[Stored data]
— Begin —

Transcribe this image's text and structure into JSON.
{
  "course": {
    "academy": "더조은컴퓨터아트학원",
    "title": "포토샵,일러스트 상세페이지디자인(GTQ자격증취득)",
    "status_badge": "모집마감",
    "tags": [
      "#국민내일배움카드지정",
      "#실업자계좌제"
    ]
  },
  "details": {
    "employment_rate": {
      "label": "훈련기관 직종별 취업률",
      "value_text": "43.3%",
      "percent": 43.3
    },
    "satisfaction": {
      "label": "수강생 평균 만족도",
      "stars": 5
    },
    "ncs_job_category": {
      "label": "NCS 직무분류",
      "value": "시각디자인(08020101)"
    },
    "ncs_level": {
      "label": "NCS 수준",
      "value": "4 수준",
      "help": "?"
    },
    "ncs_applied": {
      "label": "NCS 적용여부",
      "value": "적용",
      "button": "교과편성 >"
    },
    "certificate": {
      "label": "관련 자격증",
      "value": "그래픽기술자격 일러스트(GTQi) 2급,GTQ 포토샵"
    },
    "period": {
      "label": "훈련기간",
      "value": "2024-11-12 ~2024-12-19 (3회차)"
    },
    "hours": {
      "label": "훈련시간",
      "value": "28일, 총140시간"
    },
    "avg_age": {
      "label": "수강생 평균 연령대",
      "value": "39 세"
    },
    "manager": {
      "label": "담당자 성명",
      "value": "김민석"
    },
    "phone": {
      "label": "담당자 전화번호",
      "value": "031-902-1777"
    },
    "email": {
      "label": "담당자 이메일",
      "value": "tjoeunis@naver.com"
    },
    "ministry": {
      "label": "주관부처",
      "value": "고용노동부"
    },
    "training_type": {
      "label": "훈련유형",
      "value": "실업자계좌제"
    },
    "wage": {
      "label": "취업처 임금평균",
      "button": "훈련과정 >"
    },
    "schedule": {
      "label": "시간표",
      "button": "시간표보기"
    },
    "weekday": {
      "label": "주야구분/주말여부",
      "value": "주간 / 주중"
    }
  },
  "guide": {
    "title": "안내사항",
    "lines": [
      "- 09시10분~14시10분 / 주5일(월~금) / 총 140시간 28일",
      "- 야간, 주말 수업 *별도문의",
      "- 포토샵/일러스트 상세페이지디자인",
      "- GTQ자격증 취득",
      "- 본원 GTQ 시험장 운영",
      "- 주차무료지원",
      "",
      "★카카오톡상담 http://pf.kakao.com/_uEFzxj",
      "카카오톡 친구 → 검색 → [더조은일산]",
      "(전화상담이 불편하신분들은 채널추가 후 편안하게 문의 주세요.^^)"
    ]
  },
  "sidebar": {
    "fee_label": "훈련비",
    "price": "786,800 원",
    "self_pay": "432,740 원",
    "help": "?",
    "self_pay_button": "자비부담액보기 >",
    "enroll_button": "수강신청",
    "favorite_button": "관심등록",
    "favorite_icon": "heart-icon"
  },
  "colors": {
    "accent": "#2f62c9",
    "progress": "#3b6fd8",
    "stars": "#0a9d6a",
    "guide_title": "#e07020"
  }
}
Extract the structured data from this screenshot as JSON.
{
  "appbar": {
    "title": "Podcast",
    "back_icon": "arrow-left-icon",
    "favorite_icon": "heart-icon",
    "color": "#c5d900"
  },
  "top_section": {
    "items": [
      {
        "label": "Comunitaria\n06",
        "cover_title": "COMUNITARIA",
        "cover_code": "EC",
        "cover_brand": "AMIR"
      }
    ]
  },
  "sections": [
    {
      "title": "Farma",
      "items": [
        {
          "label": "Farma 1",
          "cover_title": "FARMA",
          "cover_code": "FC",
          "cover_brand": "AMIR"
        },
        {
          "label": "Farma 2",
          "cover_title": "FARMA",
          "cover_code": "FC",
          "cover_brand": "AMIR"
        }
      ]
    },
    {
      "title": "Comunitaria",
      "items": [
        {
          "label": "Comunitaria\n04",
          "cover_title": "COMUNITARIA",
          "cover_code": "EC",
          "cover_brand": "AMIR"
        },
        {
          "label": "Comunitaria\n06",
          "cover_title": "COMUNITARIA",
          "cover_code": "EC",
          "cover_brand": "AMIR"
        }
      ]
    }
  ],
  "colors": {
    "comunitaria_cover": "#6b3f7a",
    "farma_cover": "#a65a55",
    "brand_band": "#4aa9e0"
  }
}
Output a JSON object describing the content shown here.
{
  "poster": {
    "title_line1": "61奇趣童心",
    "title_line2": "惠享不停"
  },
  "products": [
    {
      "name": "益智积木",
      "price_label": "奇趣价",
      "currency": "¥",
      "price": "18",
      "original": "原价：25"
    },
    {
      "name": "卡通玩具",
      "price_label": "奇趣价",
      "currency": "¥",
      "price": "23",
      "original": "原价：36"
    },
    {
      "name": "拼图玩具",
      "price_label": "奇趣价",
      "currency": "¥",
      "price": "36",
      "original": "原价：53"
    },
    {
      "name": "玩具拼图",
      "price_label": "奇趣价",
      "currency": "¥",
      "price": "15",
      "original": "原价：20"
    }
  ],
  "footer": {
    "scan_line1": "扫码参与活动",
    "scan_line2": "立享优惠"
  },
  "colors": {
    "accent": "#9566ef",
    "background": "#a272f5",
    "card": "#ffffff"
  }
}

— End —

**WRITTEN PROBLEM**. The records above should be returned exactly.

**TASK OUTPUT**.
Transcribe this image's text and structure into JSON.
{
  "course": {
    "academy": "더조은컴퓨터아트학원",
    "title": "포토샵,일러스트 상세페이지디자인(GTQ자격증취득)",
    "status_badge": "모집마감",
    "tags": [
      "#국민내일배움카드지정",
      "#실업자계좌제"
    ]
  },
  "details": {
    "employment_rate": {
      "label": "훈련기관 직종별 취업률",
      "value_text": "43.3%",
      "percent": 43.3
    },
    "satisfaction": {
      "label": "수강생 평균 만족도",
      "stars": 5
    },
    "ncs_job_category": {
      "label": "NCS 직무분류",
      "value": "시각디자인(08020101)"
    },
    "ncs_level": {
      "label": "NCS 수준",
      "value": "4 수준",
      "help": "?"
    },
    "ncs_applied": {
      "label": "NCS 적용여부",
      "value": "적용",
      "button": "교과편성 >"
    },
    "certificate": {
      "label": "관련 자격증",
      "value": "그래픽기술자격 일러스트(GTQi) 2급,GTQ 포토샵"
    },
    "period": {
      "label": "훈련기간",
      "value": "2024-11-12 ~2024-12-19 (3회차)"
    },
    "hours": {
      "label": "훈련시간",
      "value": "28일, 총140시간"
    },
    "avg_age": {
      "label": "수강생 평균 연령대",
      "value": "39 세"
    },
    "manager": {
      "label": "담당자 성명",
      "value": "김민석"
    },
    "phone": {
      "label": "담당자 전화번호",
      "value": "031-902-1777"
    },
    "email": {
      "label": "담당자 이메일",
      "value": "tjoeunis@naver.com"
    },
    "ministry": {
      "label": "주관부처",
      "value": "고용노동부"
    },
    "training_type": {
      "label": "훈련유형",
      "value": "실업자계좌제"
    },
    "wage": {
      "label": "취업처 임금평균",
      "button": "훈련과정 >"
    },
    "schedule": {
      "label": "시간표",
      "button": "시간표보기"
    },
    "weekday": {
      "label": "주야구분/주말여부",
      "value": "주간 / 주중"
    }
  },
  "guide": {
    "title": "안내사항",
    "lines": [
      "- 09시10분~14시10분 / 주5일(월~금) / 총 140시간 28일",
      "- 야간, 주말 수업 *별도문의",
      "- 포토샵/일러스트 상세페이지디자인",
      "- GTQ자격증 취득",
      "- 본원 GTQ 시험장 운영",
      "- 주차무료지원",
      "",
      "★카카오톡상담 http://pf.kakao.com/_uEFzxj",
      "카카오톡 친구 → 검색 → [더조은일산]",
      "(전화상담이 불편하신분들은 채널추가 후 편안하게 문의 주세요.^^)"
    ]
  },
  "sidebar": {
    "fee_label": "훈련비",
    "price": "786,800 원",
    "self_pay": "432,740 원",
    "help": "?",
    "self_pay_button": "자비부담액보기 >",
    "enroll_button": "수강신청",
    "favorite_button": "관심등록",
    "favorite_icon": "heart-icon"
  },
  "colors": {
    "accent": "#2f62c9",
    "progress": "#3b6fd8",
    "stars": "#0a9d6a",
    "guide_title": "#e07020"
  }
}
Extract the structured data from this screenshot as JSON.
{
  "appbar": {
    "title": "Podcast",
    "back_icon": "arrow-left-icon",
    "favorite_icon": "heart-icon",
    "color": "#c5d900"
  },
  "top_section": {
    "items": [
      {
        "label": "Comunitaria\n06",
        "cover_title": "COMUNITARIA",
        "cover_code": "EC",
        "cover_brand": "AMIR"
      }
    ]
  },
  "sections": [
    {
      "title": "Farma",
      "items": [
        {
          "label": "Farma 1",
          "cover_title": "FARMA",
          "cover_code": "FC",
          "cover_brand": "AMIR"
        },
        {
          "label": "Farma 2",
          "cover_title": "FARMA",
          "cover_code": "FC",
          "cover_brand": "AMIR"
        }
      ]
    },
    {
      "title": "Comunitaria",
      "items": [
        {
          "label": "Comunitaria\n04",
          "cover_title": "COMUNITARIA",
          "cover_code": "EC",
          "cover_brand": "AMIR"
        },
        {
          "label": "Comunitaria\n06",
          "cover_title": "COMUNITARIA",
          "cover_code": "EC",
          "cover_brand": "AMIR"
        }
      ]
    }
  ],
  "colors": {
    "comunitaria_cover": "#6b3f7a",
    "farma_cover": "#a65a55",
    "brand_band": "#4aa9e0"
  }
}
Output a JSON object describing the content shown here.
{
  "poster": {
    "title_line1": "61奇趣童心",
    "title_line2": "惠享不停"
  },
  "products": [
    {
      "name": "益智积木",
      "price_label": "奇趣价",
      "currency": "¥",
      "price": "18",
      "original": "原价：25"
    },
    {
      "name": "卡通玩具",
      "price_label": "奇趣价",
      "currency": "¥",
      "price": "23",
      "original": "原价：36"
    },
    {
      "name": "拼图玩具",
      "price_label": "奇趣价",
      "currency": "¥",
      "price": "36",
      "original": "原价：53"
    },
    {
      "name": "玩具拼图",
      "price_label": "奇趣价",
      "currency": "¥",
      "price": "15",
      "original": "原价：20"
    }
  ],
  "footer": {
    "scan_line1": "扫码参与活动",
    "scan_line2": "立享优惠"
  },
  "colors": {
    "accent": "#9566ef",
    "background": "#a272f5",
    "card": "#ffffff"
  }
}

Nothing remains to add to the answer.